(Dataset rows)
◆ ◆ ◆ ◆ ◆
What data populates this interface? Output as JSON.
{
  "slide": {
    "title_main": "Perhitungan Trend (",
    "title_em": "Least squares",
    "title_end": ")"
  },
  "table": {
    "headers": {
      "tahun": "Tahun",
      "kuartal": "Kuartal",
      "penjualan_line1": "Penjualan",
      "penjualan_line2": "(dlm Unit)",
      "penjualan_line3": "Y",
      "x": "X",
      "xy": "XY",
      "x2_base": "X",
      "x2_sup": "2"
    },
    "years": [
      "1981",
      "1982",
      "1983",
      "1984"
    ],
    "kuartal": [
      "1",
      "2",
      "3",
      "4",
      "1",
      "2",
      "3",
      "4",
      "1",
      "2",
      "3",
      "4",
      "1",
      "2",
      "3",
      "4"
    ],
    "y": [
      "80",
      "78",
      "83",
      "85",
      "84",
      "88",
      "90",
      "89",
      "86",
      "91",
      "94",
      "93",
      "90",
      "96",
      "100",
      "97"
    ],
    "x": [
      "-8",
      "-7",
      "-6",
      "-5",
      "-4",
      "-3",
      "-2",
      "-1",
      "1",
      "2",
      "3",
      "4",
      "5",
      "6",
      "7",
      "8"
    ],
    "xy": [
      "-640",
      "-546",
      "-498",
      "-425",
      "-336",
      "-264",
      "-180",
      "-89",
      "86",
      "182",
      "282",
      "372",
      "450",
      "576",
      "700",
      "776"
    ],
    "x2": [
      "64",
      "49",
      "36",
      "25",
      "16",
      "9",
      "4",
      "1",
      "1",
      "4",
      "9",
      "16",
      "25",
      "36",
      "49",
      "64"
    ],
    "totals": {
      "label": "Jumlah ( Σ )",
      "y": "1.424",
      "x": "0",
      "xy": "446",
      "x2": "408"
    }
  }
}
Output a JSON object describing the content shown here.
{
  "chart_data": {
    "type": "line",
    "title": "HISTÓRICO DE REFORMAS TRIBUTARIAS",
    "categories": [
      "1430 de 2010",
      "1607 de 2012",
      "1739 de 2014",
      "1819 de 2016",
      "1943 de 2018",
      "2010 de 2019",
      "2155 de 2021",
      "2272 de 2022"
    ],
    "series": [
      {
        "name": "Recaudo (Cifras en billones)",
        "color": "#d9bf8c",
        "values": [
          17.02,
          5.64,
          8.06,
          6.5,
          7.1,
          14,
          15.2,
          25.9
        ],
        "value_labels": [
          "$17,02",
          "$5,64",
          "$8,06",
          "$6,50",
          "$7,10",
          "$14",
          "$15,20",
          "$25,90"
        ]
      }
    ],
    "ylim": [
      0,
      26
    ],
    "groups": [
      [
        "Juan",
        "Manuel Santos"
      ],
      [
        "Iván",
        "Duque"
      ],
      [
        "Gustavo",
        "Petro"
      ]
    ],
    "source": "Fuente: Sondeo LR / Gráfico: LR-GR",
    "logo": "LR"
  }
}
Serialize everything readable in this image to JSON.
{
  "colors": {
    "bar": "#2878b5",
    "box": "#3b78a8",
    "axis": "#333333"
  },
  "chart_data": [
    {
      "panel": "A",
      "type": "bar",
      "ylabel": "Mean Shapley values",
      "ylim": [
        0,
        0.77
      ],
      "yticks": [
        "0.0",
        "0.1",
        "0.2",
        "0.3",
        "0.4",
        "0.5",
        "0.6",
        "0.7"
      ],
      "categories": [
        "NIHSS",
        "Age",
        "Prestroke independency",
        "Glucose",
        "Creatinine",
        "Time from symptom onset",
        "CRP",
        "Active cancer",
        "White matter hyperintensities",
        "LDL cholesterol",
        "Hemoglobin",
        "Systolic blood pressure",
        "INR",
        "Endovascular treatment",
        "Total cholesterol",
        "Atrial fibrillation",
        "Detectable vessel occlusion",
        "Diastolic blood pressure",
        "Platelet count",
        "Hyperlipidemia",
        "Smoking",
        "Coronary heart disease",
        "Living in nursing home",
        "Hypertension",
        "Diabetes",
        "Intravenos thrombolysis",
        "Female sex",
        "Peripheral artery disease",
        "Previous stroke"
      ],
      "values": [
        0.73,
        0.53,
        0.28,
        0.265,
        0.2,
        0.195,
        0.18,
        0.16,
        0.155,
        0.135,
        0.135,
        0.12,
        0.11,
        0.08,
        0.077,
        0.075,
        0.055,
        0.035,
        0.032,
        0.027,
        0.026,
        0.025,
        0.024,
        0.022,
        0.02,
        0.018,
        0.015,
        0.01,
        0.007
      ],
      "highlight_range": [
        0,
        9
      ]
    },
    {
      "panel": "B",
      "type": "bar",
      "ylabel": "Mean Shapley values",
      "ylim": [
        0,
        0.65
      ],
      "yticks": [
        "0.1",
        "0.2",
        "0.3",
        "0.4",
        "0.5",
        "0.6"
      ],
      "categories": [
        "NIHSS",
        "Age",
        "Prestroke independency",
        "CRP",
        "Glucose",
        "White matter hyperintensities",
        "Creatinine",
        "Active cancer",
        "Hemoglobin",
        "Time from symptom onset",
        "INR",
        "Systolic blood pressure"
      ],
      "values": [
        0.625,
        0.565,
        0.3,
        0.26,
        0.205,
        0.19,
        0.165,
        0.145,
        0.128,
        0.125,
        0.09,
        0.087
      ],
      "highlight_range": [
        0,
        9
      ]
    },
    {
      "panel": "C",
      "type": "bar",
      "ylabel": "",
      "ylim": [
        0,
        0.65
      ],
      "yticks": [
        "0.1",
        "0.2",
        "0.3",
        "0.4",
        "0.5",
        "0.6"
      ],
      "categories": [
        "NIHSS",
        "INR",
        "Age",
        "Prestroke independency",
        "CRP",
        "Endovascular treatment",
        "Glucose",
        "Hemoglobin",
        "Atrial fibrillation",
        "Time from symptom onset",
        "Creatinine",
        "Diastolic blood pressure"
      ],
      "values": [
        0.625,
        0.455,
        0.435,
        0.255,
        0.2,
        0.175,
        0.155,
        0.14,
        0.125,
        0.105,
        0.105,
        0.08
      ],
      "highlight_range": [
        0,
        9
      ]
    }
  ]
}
◆ ◆ ◆ ◆ ◆
(WRITTEN REQUEST) Above are some records. Count the lines among them with the word "blood", and answer with the number only.

(RESPONSE BELOW) 4